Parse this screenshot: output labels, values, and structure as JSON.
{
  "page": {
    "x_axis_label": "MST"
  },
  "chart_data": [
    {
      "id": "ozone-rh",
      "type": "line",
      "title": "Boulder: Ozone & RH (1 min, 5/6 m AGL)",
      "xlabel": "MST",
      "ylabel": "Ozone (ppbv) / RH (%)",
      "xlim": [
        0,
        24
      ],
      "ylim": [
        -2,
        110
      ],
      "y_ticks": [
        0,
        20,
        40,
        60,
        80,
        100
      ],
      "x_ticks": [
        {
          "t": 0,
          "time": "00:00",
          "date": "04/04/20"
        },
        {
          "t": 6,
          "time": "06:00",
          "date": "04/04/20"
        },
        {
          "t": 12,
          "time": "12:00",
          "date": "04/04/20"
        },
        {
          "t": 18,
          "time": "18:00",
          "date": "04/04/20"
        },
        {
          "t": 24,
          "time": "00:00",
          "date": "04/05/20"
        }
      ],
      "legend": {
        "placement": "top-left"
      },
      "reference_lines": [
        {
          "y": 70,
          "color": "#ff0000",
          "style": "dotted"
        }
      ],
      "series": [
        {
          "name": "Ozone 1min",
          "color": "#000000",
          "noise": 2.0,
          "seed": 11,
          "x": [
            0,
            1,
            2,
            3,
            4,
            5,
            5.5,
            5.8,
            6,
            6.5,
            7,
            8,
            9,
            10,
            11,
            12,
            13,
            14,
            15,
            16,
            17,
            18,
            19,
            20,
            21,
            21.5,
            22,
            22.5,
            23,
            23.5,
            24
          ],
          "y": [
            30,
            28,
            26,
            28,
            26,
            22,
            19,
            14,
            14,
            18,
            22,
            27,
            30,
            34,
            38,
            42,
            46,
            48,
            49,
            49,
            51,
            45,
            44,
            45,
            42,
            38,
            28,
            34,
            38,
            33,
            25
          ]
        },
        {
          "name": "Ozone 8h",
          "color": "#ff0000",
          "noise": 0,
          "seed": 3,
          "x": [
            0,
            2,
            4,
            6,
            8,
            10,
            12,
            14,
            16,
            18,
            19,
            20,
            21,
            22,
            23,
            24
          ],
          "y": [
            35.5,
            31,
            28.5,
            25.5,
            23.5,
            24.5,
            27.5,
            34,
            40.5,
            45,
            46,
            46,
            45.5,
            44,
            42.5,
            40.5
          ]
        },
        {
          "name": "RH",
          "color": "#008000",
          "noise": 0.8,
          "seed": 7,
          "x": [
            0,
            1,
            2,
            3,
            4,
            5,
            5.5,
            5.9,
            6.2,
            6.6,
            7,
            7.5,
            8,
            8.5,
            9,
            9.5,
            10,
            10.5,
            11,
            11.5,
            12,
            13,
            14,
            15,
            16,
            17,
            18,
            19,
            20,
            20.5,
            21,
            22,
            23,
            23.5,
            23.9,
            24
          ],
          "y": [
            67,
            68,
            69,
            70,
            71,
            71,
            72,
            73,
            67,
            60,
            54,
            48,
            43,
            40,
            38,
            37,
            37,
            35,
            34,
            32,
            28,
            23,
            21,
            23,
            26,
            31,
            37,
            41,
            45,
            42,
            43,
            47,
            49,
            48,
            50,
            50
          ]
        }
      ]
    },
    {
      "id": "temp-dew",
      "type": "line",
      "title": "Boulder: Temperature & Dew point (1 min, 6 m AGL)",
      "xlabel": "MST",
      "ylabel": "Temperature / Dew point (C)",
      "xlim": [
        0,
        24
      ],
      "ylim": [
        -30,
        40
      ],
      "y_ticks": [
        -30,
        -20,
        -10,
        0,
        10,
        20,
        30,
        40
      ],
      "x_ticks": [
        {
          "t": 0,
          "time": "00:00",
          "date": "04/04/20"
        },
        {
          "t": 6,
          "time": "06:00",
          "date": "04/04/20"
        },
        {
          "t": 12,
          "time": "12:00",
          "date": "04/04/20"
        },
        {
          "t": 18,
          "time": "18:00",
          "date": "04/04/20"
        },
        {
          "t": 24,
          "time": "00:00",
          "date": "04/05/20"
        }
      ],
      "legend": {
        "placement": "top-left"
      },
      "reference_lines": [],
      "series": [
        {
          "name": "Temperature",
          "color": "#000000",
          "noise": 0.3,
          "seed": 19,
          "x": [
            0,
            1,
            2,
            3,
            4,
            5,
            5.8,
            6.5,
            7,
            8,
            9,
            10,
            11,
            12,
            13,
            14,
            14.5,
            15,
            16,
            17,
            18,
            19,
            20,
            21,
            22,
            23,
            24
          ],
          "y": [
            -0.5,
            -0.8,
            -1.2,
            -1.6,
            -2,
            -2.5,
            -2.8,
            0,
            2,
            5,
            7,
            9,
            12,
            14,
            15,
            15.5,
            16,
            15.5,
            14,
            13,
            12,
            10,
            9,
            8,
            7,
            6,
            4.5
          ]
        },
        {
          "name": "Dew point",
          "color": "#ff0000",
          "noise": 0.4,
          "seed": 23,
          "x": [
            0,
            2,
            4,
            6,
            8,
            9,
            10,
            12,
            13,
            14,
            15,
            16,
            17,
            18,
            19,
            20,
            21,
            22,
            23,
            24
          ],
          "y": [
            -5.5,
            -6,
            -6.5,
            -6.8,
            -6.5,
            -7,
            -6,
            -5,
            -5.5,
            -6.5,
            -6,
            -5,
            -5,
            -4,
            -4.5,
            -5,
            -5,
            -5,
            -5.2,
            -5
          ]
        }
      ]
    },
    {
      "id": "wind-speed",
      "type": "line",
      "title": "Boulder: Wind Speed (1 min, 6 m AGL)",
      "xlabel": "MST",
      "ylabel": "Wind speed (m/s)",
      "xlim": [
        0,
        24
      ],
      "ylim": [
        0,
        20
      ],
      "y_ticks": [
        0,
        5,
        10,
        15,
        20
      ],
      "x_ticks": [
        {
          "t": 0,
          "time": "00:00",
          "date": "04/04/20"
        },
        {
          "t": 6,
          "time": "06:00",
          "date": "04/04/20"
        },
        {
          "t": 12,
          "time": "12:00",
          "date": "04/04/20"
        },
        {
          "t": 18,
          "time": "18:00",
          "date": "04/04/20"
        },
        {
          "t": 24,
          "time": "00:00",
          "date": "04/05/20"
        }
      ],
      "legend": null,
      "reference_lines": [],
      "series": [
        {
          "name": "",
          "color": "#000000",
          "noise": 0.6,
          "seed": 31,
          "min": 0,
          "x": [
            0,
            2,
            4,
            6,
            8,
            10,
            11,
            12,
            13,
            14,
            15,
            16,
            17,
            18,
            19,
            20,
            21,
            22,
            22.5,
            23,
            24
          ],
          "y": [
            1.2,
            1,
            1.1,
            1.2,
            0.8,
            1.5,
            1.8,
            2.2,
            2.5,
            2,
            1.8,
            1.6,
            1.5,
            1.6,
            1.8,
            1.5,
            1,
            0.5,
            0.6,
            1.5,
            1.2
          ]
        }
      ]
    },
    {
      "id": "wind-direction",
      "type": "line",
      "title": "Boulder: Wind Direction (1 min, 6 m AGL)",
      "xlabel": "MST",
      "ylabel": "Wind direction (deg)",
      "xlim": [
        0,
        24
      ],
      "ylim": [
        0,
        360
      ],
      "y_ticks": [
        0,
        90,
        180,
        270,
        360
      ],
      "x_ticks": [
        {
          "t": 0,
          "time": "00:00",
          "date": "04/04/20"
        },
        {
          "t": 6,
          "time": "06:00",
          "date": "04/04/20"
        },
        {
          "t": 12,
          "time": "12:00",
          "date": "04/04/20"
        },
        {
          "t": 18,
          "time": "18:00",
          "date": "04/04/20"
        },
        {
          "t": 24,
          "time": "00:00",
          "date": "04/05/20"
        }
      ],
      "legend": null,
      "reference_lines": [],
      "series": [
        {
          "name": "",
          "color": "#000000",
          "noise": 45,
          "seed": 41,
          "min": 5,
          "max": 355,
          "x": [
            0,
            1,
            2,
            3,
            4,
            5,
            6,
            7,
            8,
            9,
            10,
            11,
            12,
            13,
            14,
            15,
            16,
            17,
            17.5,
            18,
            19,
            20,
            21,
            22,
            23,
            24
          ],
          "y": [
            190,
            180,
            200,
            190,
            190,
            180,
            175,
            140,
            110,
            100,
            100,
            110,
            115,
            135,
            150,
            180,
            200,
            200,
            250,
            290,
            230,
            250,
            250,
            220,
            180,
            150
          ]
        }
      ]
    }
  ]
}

DO THIS
Looking at the data above, how many lines hold the word "noise"? Respond with the number alone.

RESULT OF THE EXERCISE
7